» **What the exercise asks**: In the listing below, find every line with the string "this" and pull it out.

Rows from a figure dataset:
============

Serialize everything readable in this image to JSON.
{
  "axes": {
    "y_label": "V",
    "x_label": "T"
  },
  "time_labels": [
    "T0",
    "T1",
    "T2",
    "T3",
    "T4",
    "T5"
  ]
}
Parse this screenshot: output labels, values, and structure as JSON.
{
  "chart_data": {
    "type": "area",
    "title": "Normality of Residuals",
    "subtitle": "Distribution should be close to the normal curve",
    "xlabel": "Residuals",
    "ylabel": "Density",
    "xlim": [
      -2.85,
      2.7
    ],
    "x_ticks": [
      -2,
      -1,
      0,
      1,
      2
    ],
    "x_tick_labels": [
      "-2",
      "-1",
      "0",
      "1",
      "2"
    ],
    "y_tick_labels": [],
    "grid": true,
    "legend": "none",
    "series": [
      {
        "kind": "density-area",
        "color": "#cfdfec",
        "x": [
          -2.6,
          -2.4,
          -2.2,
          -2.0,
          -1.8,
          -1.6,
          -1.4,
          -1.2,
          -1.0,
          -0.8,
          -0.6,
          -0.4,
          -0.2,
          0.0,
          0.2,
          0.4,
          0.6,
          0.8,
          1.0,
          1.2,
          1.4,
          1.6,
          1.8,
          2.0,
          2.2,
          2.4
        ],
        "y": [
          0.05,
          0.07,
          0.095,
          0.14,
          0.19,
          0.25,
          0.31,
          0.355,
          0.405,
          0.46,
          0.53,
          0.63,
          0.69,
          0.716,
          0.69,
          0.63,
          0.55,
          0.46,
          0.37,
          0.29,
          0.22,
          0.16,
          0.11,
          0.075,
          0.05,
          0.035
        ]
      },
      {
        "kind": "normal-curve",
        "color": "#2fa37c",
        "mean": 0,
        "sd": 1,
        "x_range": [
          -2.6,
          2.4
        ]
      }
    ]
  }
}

============

» **Response**:
Serialize everything readable in this image to JSON.
Parse this screenshot: output labels, values, and structure as JSON.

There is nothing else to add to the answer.